▸ **Directive**
Locate each line holding the string "companies" and copy it.

------ Data in this exercise ------

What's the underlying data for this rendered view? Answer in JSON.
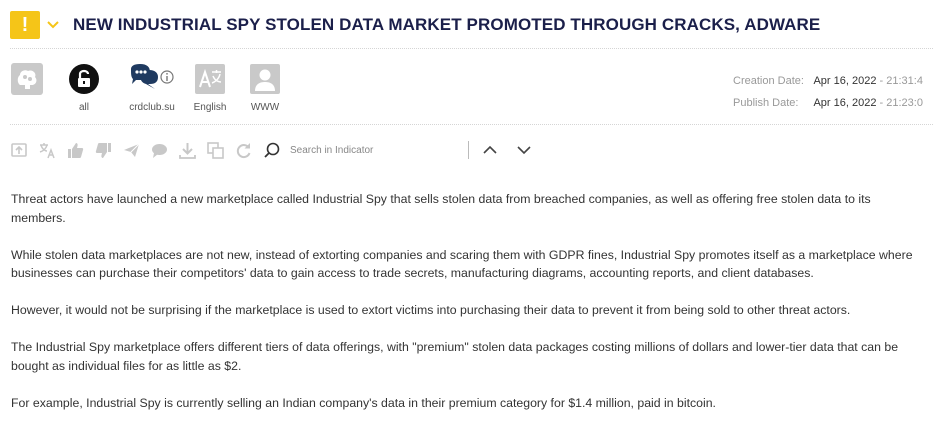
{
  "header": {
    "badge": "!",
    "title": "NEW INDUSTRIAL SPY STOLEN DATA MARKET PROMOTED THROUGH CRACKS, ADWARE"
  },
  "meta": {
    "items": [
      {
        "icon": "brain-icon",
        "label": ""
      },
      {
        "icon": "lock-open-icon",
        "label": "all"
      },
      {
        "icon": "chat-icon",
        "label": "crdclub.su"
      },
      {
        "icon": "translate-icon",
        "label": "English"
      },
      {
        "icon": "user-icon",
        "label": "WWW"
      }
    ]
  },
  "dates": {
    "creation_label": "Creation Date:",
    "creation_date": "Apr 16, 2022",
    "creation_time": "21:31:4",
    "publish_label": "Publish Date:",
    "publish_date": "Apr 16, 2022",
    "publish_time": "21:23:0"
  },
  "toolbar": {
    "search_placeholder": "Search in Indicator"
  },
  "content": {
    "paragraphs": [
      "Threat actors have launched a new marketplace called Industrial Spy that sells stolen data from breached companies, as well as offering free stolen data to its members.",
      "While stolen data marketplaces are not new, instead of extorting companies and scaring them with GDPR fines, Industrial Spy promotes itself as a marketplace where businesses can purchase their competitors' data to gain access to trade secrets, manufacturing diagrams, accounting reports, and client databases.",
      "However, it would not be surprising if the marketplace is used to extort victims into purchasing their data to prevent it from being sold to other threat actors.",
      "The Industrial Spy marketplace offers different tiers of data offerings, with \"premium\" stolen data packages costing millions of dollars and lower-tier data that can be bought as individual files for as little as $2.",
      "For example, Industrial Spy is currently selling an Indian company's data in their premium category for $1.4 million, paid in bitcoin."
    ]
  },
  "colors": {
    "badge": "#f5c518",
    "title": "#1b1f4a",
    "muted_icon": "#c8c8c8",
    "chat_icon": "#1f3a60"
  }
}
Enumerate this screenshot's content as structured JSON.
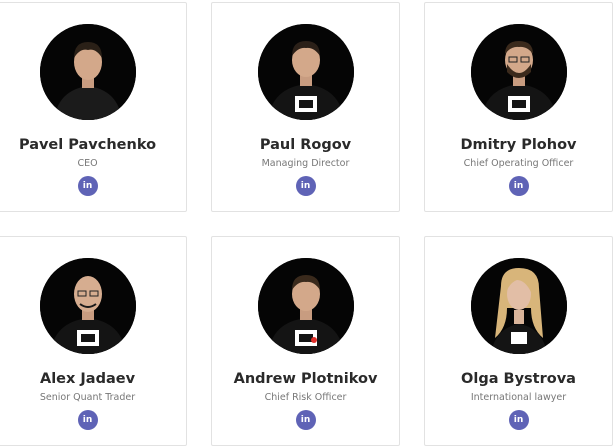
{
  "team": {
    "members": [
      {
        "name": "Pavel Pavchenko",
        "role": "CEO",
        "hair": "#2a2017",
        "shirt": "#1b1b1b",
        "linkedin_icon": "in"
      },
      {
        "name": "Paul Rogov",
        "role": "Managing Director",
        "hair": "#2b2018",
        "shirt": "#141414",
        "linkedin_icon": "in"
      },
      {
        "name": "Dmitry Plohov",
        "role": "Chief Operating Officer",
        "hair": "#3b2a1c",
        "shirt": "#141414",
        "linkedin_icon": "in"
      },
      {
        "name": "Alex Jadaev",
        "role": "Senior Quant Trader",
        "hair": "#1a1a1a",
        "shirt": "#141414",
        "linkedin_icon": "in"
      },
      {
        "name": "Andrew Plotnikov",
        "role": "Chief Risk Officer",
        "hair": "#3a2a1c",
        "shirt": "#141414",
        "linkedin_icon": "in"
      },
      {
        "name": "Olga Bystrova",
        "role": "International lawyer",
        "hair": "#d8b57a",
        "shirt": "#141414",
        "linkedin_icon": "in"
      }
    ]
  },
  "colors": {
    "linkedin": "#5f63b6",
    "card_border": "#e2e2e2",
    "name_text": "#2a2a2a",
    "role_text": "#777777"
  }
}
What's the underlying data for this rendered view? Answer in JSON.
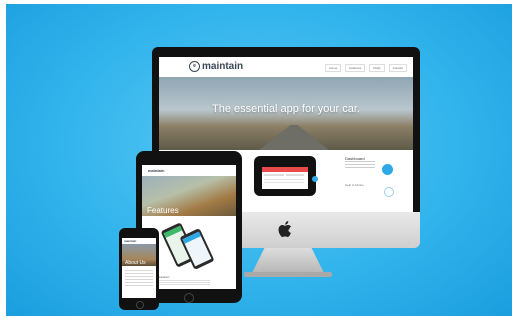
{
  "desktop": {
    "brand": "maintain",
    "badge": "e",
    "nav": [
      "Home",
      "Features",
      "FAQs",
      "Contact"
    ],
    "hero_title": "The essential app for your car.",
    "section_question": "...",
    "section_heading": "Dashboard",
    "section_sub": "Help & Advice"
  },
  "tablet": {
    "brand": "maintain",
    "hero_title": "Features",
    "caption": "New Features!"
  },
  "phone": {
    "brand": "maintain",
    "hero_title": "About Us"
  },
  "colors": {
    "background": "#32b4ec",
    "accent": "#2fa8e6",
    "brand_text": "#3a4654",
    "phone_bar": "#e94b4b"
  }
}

------
------ Data in this exercise ------

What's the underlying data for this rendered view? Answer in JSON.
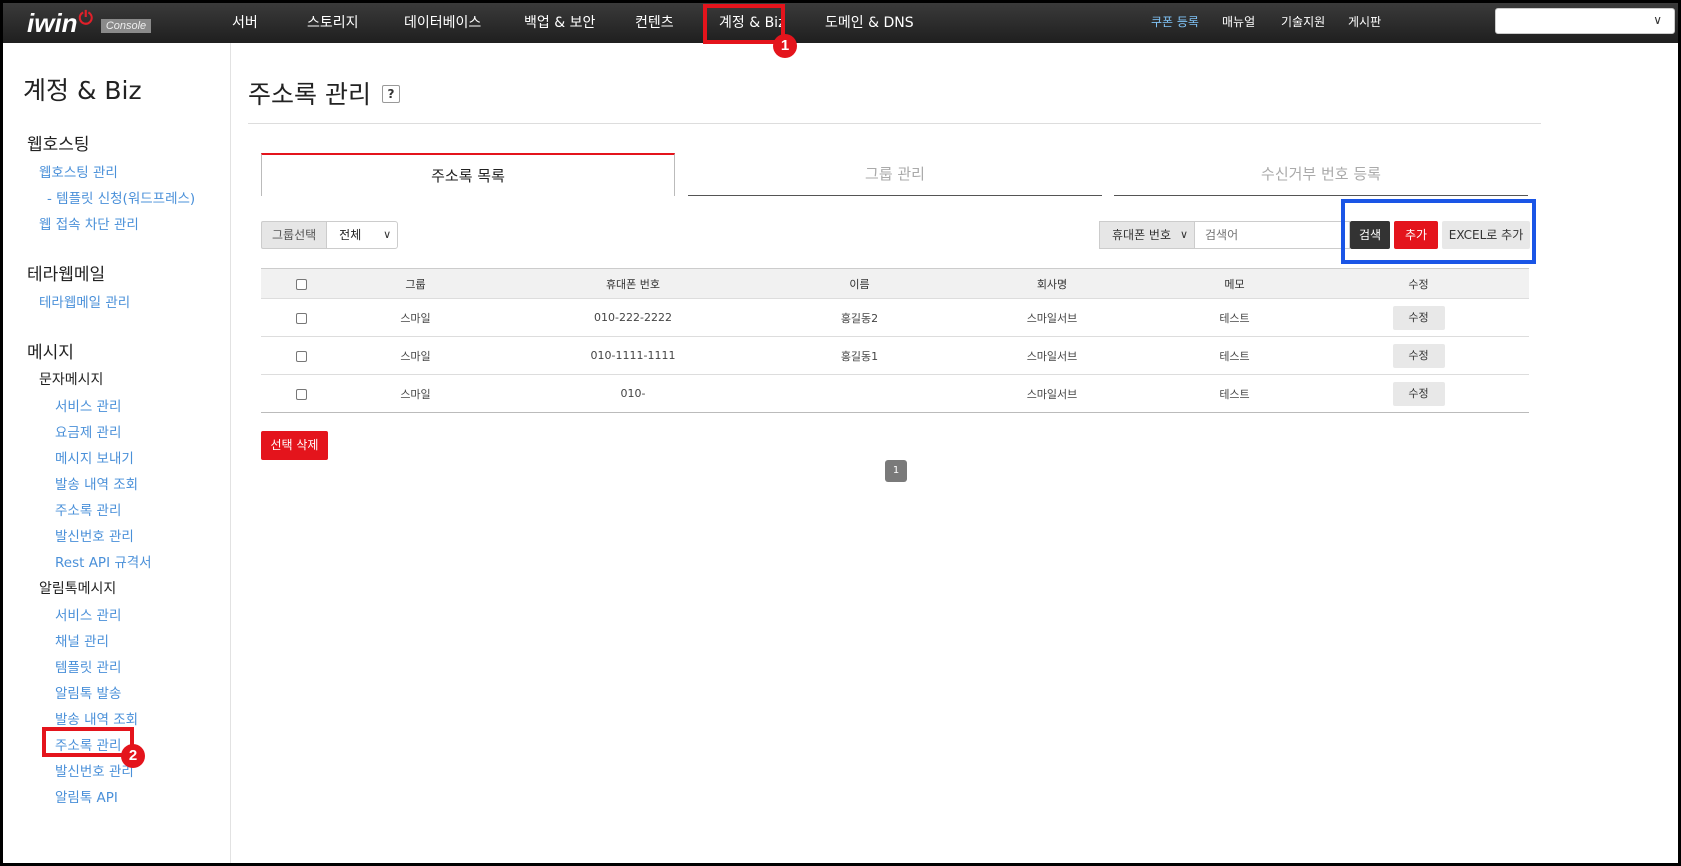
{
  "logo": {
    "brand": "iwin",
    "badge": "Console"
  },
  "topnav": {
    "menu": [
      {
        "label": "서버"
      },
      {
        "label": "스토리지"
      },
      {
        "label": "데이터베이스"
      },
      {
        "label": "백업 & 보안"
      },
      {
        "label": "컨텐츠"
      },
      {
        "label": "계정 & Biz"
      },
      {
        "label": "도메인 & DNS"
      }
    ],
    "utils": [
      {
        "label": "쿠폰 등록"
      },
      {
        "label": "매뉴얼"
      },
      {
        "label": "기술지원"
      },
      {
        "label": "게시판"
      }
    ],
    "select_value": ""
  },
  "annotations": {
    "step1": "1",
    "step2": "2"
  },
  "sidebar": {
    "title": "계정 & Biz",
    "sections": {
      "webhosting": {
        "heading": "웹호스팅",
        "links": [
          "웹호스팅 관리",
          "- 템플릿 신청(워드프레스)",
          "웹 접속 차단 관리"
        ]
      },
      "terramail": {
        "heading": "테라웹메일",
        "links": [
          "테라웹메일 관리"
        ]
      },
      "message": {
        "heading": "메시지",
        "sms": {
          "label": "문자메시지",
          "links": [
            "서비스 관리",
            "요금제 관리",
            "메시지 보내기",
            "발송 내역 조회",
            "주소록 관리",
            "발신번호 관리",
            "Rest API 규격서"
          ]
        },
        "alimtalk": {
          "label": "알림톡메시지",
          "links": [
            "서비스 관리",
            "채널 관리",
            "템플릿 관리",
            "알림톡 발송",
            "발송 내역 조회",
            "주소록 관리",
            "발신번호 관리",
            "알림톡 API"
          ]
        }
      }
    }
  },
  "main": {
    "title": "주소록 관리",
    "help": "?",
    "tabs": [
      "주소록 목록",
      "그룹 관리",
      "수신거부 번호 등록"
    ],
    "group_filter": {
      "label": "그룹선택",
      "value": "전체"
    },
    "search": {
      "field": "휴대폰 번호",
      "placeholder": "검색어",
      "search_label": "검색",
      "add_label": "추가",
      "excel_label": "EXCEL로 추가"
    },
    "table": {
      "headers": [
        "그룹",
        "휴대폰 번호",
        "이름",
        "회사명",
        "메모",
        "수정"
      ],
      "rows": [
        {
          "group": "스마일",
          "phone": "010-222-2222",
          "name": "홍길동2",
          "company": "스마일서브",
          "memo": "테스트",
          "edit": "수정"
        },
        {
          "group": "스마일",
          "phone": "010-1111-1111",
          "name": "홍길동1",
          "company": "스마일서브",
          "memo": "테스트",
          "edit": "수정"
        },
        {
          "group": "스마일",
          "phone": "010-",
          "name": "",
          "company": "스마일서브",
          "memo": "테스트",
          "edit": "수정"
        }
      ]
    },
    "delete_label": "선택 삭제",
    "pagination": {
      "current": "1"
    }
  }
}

------

▸ **The reply**
      "Threat actors have launched a new marketplace called Industrial Spy that sells stolen data from breached companies, as well as offering free stolen data to its members.",
      "While stolen data marketplaces are not new, instead of extorting companies and scaring them with GDPR fines, Industrial Spy promotes itself as a marketplace where businesses can purchase their competitors' data to gain access to trade secrets, manufacturing diagrams, accounting reports, and client databases.",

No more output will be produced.